• _ENTRIES SHOWN_

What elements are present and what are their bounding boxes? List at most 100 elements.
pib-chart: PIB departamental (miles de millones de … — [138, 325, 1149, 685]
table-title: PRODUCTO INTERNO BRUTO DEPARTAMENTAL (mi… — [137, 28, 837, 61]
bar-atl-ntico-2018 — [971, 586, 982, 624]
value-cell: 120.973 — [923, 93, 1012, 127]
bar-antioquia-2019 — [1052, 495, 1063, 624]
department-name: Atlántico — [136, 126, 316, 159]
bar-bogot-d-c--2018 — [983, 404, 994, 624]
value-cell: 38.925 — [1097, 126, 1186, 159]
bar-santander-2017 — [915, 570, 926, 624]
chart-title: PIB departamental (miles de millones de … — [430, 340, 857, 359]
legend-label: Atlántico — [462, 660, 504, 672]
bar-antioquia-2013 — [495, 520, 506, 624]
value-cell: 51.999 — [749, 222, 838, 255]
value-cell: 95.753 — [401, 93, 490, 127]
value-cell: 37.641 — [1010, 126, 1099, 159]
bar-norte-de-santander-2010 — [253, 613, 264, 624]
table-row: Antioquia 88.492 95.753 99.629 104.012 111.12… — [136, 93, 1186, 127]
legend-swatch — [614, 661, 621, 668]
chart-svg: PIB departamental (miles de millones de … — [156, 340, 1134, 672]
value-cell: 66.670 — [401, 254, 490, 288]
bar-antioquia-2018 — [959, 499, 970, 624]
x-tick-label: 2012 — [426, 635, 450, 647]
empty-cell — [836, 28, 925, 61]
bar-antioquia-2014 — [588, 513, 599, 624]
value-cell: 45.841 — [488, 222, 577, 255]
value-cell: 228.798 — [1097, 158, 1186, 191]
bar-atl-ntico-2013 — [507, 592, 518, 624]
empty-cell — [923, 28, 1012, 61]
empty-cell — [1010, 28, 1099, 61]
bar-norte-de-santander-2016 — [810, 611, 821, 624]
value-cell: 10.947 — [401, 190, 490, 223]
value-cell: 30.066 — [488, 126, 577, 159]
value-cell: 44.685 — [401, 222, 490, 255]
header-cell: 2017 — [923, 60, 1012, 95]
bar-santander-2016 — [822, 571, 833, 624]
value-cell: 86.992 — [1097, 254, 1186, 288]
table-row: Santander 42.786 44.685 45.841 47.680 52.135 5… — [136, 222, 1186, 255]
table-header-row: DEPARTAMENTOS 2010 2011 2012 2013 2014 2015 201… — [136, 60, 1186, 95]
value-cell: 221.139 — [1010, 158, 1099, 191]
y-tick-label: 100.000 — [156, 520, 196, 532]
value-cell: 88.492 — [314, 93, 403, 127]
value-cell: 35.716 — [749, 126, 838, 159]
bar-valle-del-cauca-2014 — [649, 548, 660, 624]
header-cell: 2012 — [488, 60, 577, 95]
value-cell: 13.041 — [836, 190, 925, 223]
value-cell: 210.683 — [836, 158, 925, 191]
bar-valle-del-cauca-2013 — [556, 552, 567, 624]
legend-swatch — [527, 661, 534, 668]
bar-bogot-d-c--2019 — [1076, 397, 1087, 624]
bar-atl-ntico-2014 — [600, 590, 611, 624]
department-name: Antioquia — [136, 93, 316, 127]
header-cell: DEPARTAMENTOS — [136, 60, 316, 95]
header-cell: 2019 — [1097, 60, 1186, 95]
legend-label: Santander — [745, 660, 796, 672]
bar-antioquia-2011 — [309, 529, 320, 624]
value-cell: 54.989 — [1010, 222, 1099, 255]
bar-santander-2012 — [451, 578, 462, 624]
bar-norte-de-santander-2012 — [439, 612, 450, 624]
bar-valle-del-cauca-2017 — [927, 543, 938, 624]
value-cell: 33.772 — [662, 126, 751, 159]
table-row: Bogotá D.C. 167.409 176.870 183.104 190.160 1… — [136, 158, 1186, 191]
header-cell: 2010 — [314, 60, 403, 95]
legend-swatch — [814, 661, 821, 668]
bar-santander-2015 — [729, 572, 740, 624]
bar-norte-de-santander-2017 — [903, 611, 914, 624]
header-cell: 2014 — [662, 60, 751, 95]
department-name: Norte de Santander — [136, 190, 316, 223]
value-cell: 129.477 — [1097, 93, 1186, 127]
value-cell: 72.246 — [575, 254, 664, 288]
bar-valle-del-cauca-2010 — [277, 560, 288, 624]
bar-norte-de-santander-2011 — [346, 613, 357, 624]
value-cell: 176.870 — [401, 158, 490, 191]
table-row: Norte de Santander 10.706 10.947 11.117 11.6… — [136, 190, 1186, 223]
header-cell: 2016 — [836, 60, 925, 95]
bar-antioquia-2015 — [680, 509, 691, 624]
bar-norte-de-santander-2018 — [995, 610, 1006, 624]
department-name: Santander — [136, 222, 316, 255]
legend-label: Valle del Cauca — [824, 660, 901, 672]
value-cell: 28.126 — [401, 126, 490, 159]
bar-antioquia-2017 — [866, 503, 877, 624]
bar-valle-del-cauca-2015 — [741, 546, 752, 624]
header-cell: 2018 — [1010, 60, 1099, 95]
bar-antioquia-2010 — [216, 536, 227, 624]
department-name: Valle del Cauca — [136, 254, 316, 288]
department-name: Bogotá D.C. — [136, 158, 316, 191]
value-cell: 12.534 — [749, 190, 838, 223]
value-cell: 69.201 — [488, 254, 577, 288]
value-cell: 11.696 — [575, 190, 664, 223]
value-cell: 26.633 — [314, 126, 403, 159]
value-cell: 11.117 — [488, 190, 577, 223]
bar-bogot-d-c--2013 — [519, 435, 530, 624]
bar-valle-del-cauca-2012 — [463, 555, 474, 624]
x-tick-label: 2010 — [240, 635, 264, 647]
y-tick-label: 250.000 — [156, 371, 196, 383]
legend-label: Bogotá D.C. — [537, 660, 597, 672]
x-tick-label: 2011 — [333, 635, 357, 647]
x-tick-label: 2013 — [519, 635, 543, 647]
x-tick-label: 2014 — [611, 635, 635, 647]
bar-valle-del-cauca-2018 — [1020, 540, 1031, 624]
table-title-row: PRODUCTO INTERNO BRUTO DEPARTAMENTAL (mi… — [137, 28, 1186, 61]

• _OBJECTIVE_
Reproduce each of the items above verbatim, line for line.

• _FINAL RESULT_
What elements are present and what are their bounding boxes? List at most 100 elements.
pib-chart: PIB departamental (miles de millones de … — [138, 325, 1149, 685]
table-title: PRODUCTO INTERNO BRUTO DEPARTAMENTAL (mi… — [137, 28, 837, 61]
bar-atl-ntico-2018 — [971, 586, 982, 624]
value-cell: 120.973 — [923, 93, 1012, 127]
bar-antioquia-2019 — [1052, 495, 1063, 624]
department-name: Atlántico — [136, 126, 316, 159]
bar-bogot-d-c--2018 — [983, 404, 994, 624]
value-cell: 38.925 — [1097, 126, 1186, 159]
bar-santander-2017 — [915, 570, 926, 624]
chart-title: PIB departamental (miles de millones de … — [430, 340, 857, 359]
legend-label: Atlántico — [462, 660, 504, 672]
bar-antioquia-2013 — [495, 520, 506, 624]
value-cell: 51.999 — [749, 222, 838, 255]
value-cell: 95.753 — [401, 93, 490, 127]
value-cell: 37.641 — [1010, 126, 1099, 159]
bar-norte-de-santander-2010 — [253, 613, 264, 624]
table-row: Antioquia 88.492 95.753 99.629 104.012 111.12… — [136, 93, 1186, 127]
legend-swatch — [614, 661, 621, 668]
chart-svg: PIB departamental (miles de millones de … — [156, 340, 1134, 672]
value-cell: 66.670 — [401, 254, 490, 288]
bar-antioquia-2018 — [959, 499, 970, 624]
x-tick-label: 2012 — [426, 635, 450, 647]
empty-cell — [836, 28, 925, 61]
bar-antioquia-2014 — [588, 513, 599, 624]
value-cell: 45.841 — [488, 222, 577, 255]
value-cell: 228.798 — [1097, 158, 1186, 191]
bar-atl-ntico-2013 — [507, 592, 518, 624]
empty-cell — [923, 28, 1012, 61]
empty-cell — [1010, 28, 1099, 61]
bar-norte-de-santander-2016 — [810, 611, 821, 624]
value-cell: 10.947 — [401, 190, 490, 223]
value-cell: 30.066 — [488, 126, 577, 159]
value-cell: 44.685 — [401, 222, 490, 255]
header-cell: 2017 — [923, 60, 1012, 95]
bar-santander-2016 — [822, 571, 833, 624]
value-cell: 86.992 — [1097, 254, 1186, 288]
table-row: Santander 42.786 44.685 45.841 47.680 52.135 5… — [136, 222, 1186, 255]
table-header-row: DEPARTAMENTOS 2010 2011 2012 2013 2014 2015 201… — [136, 60, 1186, 95]
value-cell: 221.139 — [1010, 158, 1099, 191]
y-tick-label: 100.000 — [156, 520, 196, 532]
value-cell: 88.492 — [314, 93, 403, 127]
value-cell: 35.716 — [749, 126, 838, 159]
bar-valle-del-cauca-2014 — [649, 548, 660, 624]
header-cell: 2012 — [488, 60, 577, 95]
value-cell: 13.041 — [836, 190, 925, 223]
value-cell: 210.683 — [836, 158, 925, 191]
bar-valle-del-cauca-2013 — [556, 552, 567, 624]
legend-swatch — [527, 661, 534, 668]
bar-bogot-d-c--2019 — [1076, 397, 1087, 624]
bar-atl-ntico-2014 — [600, 590, 611, 624]
department-name: Antioquia — [136, 93, 316, 127]
header-cell: DEPARTAMENTOS — [136, 60, 316, 95]
header-cell: 2019 — [1097, 60, 1186, 95]
legend-label: Santander — [745, 660, 796, 672]
bar-antioquia-2011 — [309, 529, 320, 624]
value-cell: 54.989 — [1010, 222, 1099, 255]
bar-santander-2012 — [451, 578, 462, 624]
bar-norte-de-santander-2012 — [439, 612, 450, 624]
bar-valle-del-cauca-2017 — [927, 543, 938, 624]
value-cell: 33.772 — [662, 126, 751, 159]
table-row: Bogotá D.C. 167.409 176.870 183.104 190.160 1… — [136, 158, 1186, 191]
header-cell: 2010 — [314, 60, 403, 95]
legend-swatch — [814, 661, 821, 668]
bar-santander-2015 — [729, 572, 740, 624]
bar-norte-de-santander-2017 — [903, 611, 914, 624]
header-cell: 2014 — [662, 60, 751, 95]
department-name: Norte de Santander — [136, 190, 316, 223]
value-cell: 129.477 — [1097, 93, 1186, 127]
value-cell: 72.246 — [575, 254, 664, 288]
bar-valle-del-cauca-2010 — [277, 560, 288, 624]
bar-norte-de-santander-2011 — [346, 613, 357, 624]
value-cell: 176.870 — [401, 158, 490, 191]
table-row: Norte de Santander 10.706 10.947 11.117 11.6… — [136, 190, 1186, 223]
header-cell: 2016 — [836, 60, 925, 95]
bar-antioquia-2015 — [680, 509, 691, 624]
bar-norte-de-santander-2018 — [995, 610, 1006, 624]
department-name: Santander — [136, 222, 316, 255]
legend-label: Valle del Cauca — [824, 660, 901, 672]
value-cell: 28.126 — [401, 126, 490, 159]
bar-antioquia-2017 — [866, 503, 877, 624]
bar-valle-del-cauca-2015 — [741, 546, 752, 624]
header-cell: 2018 — [1010, 60, 1099, 95]
bar-antioquia-2010 — [216, 536, 227, 624]
department-name: Valle del Cauca — [136, 254, 316, 288]
department-name: Bogotá D.C. — [136, 158, 316, 191]
value-cell: 12.534 — [749, 190, 838, 223]
value-cell: 69.201 — [488, 254, 577, 288]
value-cell: 11.696 — [575, 190, 664, 223]
value-cell: 26.633 — [314, 126, 403, 159]
value-cell: 11.117 — [488, 190, 577, 223]
bar-bogot-d-c--2013 — [519, 435, 530, 624]
bar-valle-del-cauca-2012 — [463, 555, 474, 624]
x-tick-label: 2010 — [240, 635, 264, 647]
y-tick-label: 250.000 — [156, 371, 196, 383]
legend-label: Bogotá D.C. — [537, 660, 597, 672]
x-tick-label: 2011 — [333, 635, 357, 647]
x-tick-label: 2013 — [519, 635, 543, 647]
x-tick-label: 2014 — [611, 635, 635, 647]
bar-valle-del-cauca-2018 — [1020, 540, 1031, 624]
table-title-row: PRODUCTO INTERNO BRUTO DEPARTAMENTAL (mi… — [137, 28, 1186, 61]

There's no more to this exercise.